### Exercise directions
Rewrite all the items below, changing every "description-paragraph" to "body-text" and leaving everything else as it is. Omit the pictures.
[Start Recorded data]
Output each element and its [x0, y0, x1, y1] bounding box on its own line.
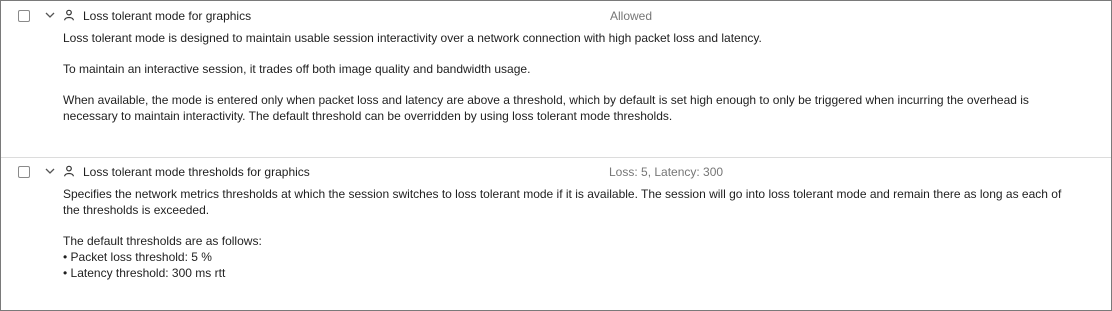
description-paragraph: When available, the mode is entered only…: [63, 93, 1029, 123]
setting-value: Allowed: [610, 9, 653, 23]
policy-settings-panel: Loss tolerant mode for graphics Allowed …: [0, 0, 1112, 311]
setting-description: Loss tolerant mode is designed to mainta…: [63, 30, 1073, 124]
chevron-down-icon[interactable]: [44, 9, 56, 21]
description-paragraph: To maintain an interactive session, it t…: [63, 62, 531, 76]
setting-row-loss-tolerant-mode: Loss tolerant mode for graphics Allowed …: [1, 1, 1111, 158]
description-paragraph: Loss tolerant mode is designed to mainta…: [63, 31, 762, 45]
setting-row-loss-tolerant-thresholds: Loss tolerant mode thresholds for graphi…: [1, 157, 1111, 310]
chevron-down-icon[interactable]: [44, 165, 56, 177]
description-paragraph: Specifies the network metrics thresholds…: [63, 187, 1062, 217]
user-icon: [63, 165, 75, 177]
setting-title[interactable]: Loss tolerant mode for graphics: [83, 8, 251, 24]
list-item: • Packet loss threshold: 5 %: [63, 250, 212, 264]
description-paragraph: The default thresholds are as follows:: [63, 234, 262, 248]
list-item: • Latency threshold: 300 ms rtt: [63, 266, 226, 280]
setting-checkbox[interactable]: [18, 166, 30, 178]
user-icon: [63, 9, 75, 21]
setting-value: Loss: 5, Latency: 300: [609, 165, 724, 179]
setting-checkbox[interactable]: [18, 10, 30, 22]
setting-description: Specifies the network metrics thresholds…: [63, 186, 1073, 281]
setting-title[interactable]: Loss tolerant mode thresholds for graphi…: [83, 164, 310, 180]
[End Recorded data]
### Exercise result
Output each element and its [x0, y0, x1, y1] bounding box on its own line.
body-text: When available, the mode is entered only…: [63, 93, 1029, 123]
setting-value: Allowed: [610, 9, 653, 23]
policy-settings-panel: Loss tolerant mode for graphics Allowed …: [0, 0, 1112, 311]
setting-description: Loss tolerant mode is designed to mainta…: [63, 30, 1073, 124]
chevron-down-icon[interactable]: [44, 9, 56, 21]
body-text: To maintain an interactive session, it t…: [63, 62, 531, 76]
setting-row-loss-tolerant-mode: Loss tolerant mode for graphics Allowed …: [1, 1, 1111, 158]
body-text: Loss tolerant mode is designed to mainta…: [63, 31, 762, 45]
setting-row-loss-tolerant-thresholds: Loss tolerant mode thresholds for graphi…: [1, 157, 1111, 310]
chevron-down-icon[interactable]: [44, 165, 56, 177]
body-text: Specifies the network metrics thresholds…: [63, 187, 1062, 217]
user-icon: [63, 165, 75, 177]
setting-title[interactable]: Loss tolerant mode for graphics: [83, 8, 251, 24]
list-item: • Packet loss threshold: 5 %: [63, 250, 212, 264]
body-text: The default thresholds are as follows:: [63, 234, 262, 248]
list-item: • Latency threshold: 300 ms rtt: [63, 266, 226, 280]
setting-checkbox[interactable]: [18, 166, 30, 178]
user-icon: [63, 9, 75, 21]
setting-value: Loss: 5, Latency: 300: [609, 165, 724, 179]
setting-checkbox[interactable]: [18, 10, 30, 22]
setting-description: Specifies the network metrics thresholds…: [63, 186, 1073, 281]
setting-title[interactable]: Loss tolerant mode thresholds for graphi…: [83, 164, 310, 180]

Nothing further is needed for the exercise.